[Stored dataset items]

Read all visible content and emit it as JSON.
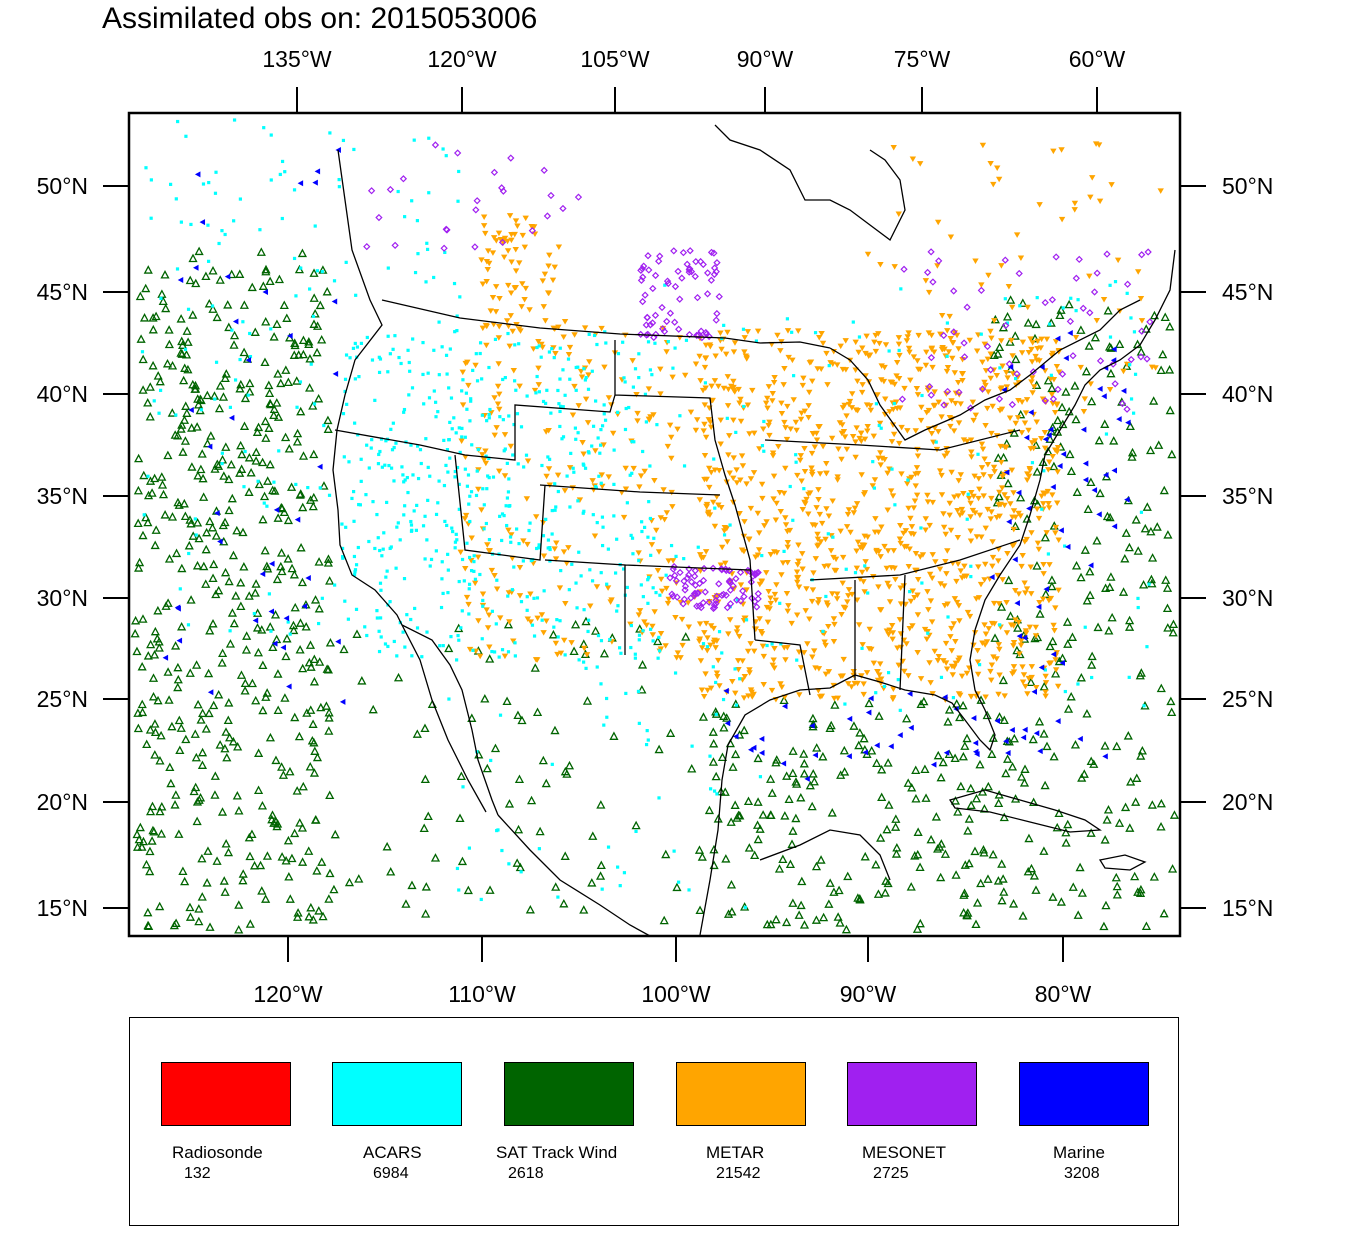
{
  "title": "Assimilated obs on: 2015053006",
  "top_lon_labels": [
    "135°W",
    "120°W",
    "105°W",
    "90°W",
    "75°W",
    "60°W"
  ],
  "bottom_lon_labels": [
    "120°W",
    "110°W",
    "100°W",
    "90°W",
    "80°W"
  ],
  "lat_labels": [
    "50°N",
    "45°N",
    "40°N",
    "35°N",
    "30°N",
    "25°N",
    "20°N",
    "15°N"
  ],
  "legend": [
    {
      "label": "Radiosonde",
      "count": "132",
      "color": "#ff0000"
    },
    {
      "label": "ACARS",
      "count": "6984",
      "color": "#00ffff"
    },
    {
      "label": "SAT Track Wind",
      "count": "2618",
      "color": "#006400"
    },
    {
      "label": "METAR",
      "count": "21542",
      "color": "#ffa500"
    },
    {
      "label": "MESONET",
      "count": "2725",
      "color": "#a020f0"
    },
    {
      "label": "Marine",
      "count": "3208",
      "color": "#0000ff"
    }
  ],
  "colors": {
    "radiosonde": "#ff0000",
    "acars": "#00ffff",
    "sat_track_wind": "#006400",
    "metar": "#ffa500",
    "mesonet": "#a020f0",
    "marine": "#0000ff",
    "coastline": "#000000"
  }
}
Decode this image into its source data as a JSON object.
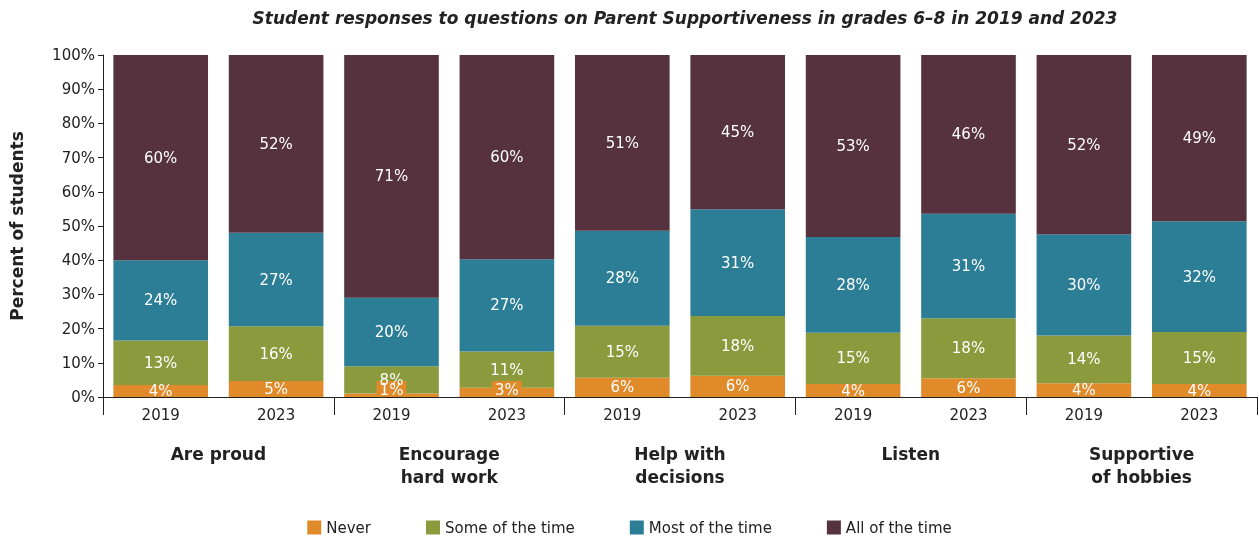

• YOUR OBJECTIVE:
Quote every record above exactly, leaving out the pictures.

• THE SOLUTION:
Read all visible content and emit it as JSON.
{
  "title": "Assimilated obs on: 2015053006",
  "top_lon_labels": [
    "135°W",
    "120°W",
    "105°W",
    "90°W",
    "75°W",
    "60°W"
  ],
  "bottom_lon_labels": [
    "120°W",
    "110°W",
    "100°W",
    "90°W",
    "80°W"
  ],
  "lat_labels": [
    "50°N",
    "45°N",
    "40°N",
    "35°N",
    "30°N",
    "25°N",
    "20°N",
    "15°N"
  ],
  "legend": [
    {
      "label": "Radiosonde",
      "count": "132",
      "color": "#ff0000"
    },
    {
      "label": "ACARS",
      "count": "6984",
      "color": "#00ffff"
    },
    {
      "label": "SAT Track Wind",
      "count": "2618",
      "color": "#006400"
    },
    {
      "label": "METAR",
      "count": "21542",
      "color": "#ffa500"
    },
    {
      "label": "MESONET",
      "count": "2725",
      "color": "#a020f0"
    },
    {
      "label": "Marine",
      "count": "3208",
      "color": "#0000ff"
    }
  ],
  "colors": {
    "radiosonde": "#ff0000",
    "acars": "#00ffff",
    "sat_track_wind": "#006400",
    "metar": "#ffa500",
    "mesonet": "#a020f0",
    "marine": "#0000ff",
    "coastline": "#000000"
  }
}
Decode this image into its source data as a JSON object.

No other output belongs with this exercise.